Aim:
Reproduce, word for word, the part of the records below that opens with the line containing "213, 612, 222]" and closes with the line containing "386, 466, 395]", including both of those lines.
--------
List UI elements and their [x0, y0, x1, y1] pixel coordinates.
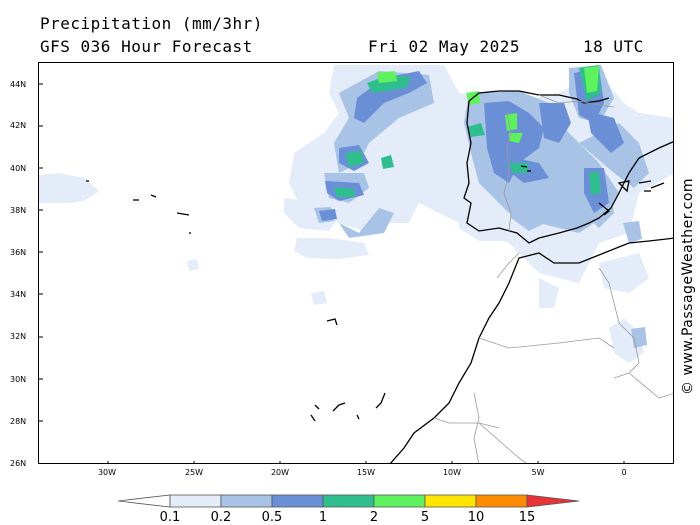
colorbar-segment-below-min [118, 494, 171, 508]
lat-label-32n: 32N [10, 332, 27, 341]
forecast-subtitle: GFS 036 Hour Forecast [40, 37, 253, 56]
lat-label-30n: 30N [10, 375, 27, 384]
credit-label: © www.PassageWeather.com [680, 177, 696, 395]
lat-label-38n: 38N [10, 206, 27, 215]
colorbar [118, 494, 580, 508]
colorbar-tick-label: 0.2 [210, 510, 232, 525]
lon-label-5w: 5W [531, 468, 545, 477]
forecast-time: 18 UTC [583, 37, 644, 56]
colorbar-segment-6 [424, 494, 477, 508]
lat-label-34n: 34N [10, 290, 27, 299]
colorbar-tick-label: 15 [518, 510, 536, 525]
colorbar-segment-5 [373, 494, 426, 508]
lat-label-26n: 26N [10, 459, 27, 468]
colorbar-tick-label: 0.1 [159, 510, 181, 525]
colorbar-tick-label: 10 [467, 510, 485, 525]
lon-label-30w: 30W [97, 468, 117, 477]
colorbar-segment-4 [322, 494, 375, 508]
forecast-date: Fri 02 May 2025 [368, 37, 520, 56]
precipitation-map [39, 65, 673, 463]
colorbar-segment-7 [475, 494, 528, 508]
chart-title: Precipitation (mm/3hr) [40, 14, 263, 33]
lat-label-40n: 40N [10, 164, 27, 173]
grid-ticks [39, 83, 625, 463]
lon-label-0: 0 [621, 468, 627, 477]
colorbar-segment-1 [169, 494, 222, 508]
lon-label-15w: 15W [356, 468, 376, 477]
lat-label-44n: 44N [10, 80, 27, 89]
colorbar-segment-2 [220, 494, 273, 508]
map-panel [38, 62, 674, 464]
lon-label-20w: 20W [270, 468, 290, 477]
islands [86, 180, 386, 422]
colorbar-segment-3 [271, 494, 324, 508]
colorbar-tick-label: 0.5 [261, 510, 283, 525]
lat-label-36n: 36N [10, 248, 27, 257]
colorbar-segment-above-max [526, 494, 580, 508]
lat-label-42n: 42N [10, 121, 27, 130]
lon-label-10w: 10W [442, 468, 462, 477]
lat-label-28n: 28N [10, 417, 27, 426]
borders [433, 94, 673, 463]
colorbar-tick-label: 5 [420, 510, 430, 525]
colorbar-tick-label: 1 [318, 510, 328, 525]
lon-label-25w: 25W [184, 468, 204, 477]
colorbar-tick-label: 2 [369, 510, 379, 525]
--------
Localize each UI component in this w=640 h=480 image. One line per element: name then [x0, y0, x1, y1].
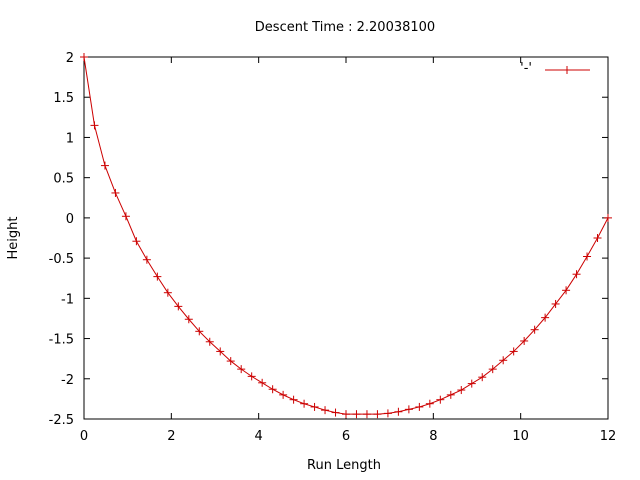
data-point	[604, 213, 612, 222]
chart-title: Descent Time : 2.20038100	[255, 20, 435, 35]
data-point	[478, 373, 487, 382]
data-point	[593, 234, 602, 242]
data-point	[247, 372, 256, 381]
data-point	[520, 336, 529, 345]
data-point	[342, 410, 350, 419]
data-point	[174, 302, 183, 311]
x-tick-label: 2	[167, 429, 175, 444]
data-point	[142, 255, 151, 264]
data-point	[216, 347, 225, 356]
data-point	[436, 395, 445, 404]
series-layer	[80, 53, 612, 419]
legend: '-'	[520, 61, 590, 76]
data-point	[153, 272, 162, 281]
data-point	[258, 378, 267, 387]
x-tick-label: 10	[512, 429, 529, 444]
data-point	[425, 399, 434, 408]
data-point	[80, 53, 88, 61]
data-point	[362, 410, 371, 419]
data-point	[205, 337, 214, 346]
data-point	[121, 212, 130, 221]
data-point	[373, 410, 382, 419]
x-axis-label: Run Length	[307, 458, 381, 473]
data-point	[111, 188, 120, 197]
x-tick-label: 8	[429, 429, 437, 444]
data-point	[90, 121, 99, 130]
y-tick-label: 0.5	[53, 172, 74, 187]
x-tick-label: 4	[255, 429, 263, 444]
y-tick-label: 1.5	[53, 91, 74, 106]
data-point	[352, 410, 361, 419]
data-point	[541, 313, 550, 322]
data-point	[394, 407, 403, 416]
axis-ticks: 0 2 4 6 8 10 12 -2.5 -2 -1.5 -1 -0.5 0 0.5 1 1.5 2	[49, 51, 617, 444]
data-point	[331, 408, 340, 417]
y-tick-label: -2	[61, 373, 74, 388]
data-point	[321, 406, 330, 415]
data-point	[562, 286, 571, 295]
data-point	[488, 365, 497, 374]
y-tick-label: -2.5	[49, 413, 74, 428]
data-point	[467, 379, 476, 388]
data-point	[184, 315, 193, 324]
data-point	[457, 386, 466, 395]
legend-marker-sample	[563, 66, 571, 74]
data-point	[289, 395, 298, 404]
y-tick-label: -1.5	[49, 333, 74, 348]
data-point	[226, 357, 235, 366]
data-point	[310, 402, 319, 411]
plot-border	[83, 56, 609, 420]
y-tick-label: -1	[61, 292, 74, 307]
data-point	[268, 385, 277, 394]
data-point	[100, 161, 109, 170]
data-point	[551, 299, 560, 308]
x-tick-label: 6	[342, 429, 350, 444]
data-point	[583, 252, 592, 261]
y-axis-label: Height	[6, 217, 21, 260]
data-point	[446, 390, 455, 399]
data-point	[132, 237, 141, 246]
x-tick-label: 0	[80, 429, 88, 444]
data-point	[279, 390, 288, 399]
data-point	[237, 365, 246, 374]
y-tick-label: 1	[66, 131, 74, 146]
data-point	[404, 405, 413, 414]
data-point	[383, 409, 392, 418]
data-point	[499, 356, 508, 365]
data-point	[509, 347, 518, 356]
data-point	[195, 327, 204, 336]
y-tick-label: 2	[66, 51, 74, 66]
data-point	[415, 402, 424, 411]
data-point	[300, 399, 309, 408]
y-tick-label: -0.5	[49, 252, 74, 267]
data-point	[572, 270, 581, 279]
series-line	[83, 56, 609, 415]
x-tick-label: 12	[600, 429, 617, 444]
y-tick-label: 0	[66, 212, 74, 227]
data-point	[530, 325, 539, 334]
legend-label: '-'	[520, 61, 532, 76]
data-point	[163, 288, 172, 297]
--------
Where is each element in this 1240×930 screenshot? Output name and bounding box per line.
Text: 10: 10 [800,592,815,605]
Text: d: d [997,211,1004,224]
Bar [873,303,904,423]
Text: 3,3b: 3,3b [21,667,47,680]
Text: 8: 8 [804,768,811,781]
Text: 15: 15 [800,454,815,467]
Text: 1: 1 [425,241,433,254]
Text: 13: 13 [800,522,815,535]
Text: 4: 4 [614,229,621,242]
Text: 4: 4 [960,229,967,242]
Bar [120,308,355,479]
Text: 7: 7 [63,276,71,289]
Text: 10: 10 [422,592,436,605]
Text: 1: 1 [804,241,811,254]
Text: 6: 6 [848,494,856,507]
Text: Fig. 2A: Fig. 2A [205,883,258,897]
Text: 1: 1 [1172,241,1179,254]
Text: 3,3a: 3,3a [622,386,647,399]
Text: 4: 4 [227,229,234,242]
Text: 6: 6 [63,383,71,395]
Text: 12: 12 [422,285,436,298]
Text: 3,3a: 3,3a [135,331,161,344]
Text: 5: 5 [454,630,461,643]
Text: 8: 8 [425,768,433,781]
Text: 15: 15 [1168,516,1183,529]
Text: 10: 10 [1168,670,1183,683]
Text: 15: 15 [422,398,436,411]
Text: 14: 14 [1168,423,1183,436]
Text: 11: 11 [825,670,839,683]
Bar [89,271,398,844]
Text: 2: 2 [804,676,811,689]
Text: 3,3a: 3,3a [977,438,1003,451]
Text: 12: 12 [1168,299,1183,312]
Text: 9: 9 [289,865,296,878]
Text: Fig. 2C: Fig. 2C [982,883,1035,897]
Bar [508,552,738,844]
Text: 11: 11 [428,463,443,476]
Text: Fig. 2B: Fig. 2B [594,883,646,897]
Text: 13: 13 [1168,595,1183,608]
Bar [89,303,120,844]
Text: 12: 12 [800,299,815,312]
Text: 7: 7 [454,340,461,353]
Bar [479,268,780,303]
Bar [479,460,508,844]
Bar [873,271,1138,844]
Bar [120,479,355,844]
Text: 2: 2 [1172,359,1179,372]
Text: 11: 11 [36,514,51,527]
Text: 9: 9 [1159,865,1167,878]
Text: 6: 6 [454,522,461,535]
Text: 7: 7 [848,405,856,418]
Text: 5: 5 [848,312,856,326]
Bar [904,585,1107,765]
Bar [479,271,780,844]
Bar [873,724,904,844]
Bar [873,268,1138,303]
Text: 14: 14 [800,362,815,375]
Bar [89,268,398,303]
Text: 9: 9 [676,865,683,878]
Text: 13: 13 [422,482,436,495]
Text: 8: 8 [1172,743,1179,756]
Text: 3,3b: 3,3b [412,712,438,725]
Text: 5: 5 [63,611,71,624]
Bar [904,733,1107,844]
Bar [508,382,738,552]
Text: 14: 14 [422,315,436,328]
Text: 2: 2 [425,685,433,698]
--------
Finished answer:
data-point	[604, 213, 612, 222]
chart-title: Descent Time : 2.20038100	[255, 20, 435, 35]
data-point	[478, 373, 487, 382]
data-point	[593, 234, 602, 242]
data-point	[247, 372, 256, 381]
data-point	[520, 336, 529, 345]
data-point	[342, 410, 350, 419]
data-point	[174, 302, 183, 311]
x-tick-label: 2	[167, 429, 175, 444]
data-point	[142, 255, 151, 264]
data-point	[216, 347, 225, 356]
data-point	[436, 395, 445, 404]
series-layer	[80, 53, 612, 419]
legend: '-'	[520, 61, 590, 76]
data-point	[153, 272, 162, 281]
data-point	[258, 378, 267, 387]
x-tick-label: 10	[512, 429, 529, 444]
data-point	[425, 399, 434, 408]
data-point	[80, 53, 88, 61]
data-point	[362, 410, 371, 419]
data-point	[205, 337, 214, 346]
data-point	[121, 212, 130, 221]
data-point	[373, 410, 382, 419]
x-axis-label: Run Length	[307, 458, 381, 473]
data-point	[111, 188, 120, 197]
x-tick-label: 8	[429, 429, 437, 444]
data-point	[90, 121, 99, 130]
y-tick-label: 0.5	[53, 172, 74, 187]
x-tick-label: 4	[255, 429, 263, 444]
y-tick-label: 1.5	[53, 91, 74, 106]
data-point	[352, 410, 361, 419]
data-point	[541, 313, 550, 322]
data-point	[394, 407, 403, 416]
axis-ticks: 0 2 4 6 8 10 12 -2.5 -2 -1.5 -1 -0.5 0 0.5 1 1.5 2	[49, 51, 617, 444]
data-point	[331, 408, 340, 417]
y-tick-label: -2	[61, 373, 74, 388]
data-point	[321, 406, 330, 415]
data-point	[562, 286, 571, 295]
data-point	[488, 365, 497, 374]
y-tick-label: -2.5	[49, 413, 74, 428]
data-point	[467, 379, 476, 388]
data-point	[184, 315, 193, 324]
data-point	[457, 386, 466, 395]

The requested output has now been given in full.